◆ **EXERCISE DESCRIPTION**
Reproduce the passage on FISH testing standards word for word, starting with "It is recommended" and going on through "the patient sample.".

E9.4 Target tissues include any tissue from which adequate numbers of dividing cells can be obtained. Although the above analytical validation considerations should be specific to the intended tissue of use, in tests that target metaphase chromosomes as the test matrix, the considerations are no different than those of standard cytogenetic analysis. Particular tissues and/or disease states may lead to chromosomes of poor morphologic quality and possibly to reduced signal intensity.
E9.5 Processing standards appropriate to particular tissues are as specified earlier. The impact of slide/cell age on FISH probe hybridization efficiency should be considered.
E9.6 Analytical Standards

It is recommended that hybridization test systems (excluding whole chromosome probes) include control probes to tag the chromosome of interest. Such probes also afford a limited level of quality control by providing an internal control of the hybridization efficiency. However, the target sequence on a normal chromosome serves as a better control of hybridization efficiency.

If a probe is used that does not have an inherent control signal (i.e., an X or Y chromosome probe in a male), another sample that is known to have the probe target should be run in parallel with the patient sample.

The following analytical standards for testing presume that sensitivity and specificity are at least 98%. If lower, a corresponding increase in the number of cells scored to attain comparable confidence levels is required. (See Table 1 at end of Section E12.)

E9.6.1 Cell selection for analysis should be based on the observed hybridization of the control probe(s) and the target-specific probe to metaphase chromosome(s).

Cells showing chromosome-bound background (hybridization signals from nontarget sites) should not be scored.

Stored data entries
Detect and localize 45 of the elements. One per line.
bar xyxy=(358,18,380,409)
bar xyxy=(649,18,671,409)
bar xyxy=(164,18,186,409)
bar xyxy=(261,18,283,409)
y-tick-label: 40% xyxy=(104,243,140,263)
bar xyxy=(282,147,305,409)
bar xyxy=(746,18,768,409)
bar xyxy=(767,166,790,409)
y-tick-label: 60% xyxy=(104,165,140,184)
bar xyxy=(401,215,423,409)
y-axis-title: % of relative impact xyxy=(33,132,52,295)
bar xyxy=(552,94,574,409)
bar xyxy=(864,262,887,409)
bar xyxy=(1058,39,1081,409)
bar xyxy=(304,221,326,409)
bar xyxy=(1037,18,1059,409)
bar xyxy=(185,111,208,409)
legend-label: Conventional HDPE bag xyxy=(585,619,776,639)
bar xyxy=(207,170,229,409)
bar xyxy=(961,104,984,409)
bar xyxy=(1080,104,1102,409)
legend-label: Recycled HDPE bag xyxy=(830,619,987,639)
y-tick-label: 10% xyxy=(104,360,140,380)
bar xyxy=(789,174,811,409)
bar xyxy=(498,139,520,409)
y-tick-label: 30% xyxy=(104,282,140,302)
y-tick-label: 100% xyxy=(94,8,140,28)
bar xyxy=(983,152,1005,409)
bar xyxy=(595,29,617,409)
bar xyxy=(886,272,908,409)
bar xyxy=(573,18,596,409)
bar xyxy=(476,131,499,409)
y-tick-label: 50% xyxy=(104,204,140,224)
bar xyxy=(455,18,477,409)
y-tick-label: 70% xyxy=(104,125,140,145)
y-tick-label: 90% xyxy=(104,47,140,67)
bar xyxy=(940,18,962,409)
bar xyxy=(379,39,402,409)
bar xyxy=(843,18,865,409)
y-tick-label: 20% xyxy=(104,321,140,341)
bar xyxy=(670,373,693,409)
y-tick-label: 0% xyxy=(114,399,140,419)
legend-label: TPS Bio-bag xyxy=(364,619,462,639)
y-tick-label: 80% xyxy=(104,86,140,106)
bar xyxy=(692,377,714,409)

◆ **ANSWER BOX**
It is recommended that hybridization test systems (excluding whole chromosome probes) include control probes to tag the chromosome of interest. Such probes also afford a limited level of quality control by providing an internal control of the hybridization efficiency. However, the target sequence on a normal chromosome serves as a better control of hybridization efficiency.

If a probe is used that does not have an inherent control signal (i.e., an X or Y chromosome probe in a male), another sample that is known to have the probe target should be run in parallel with the patient sample.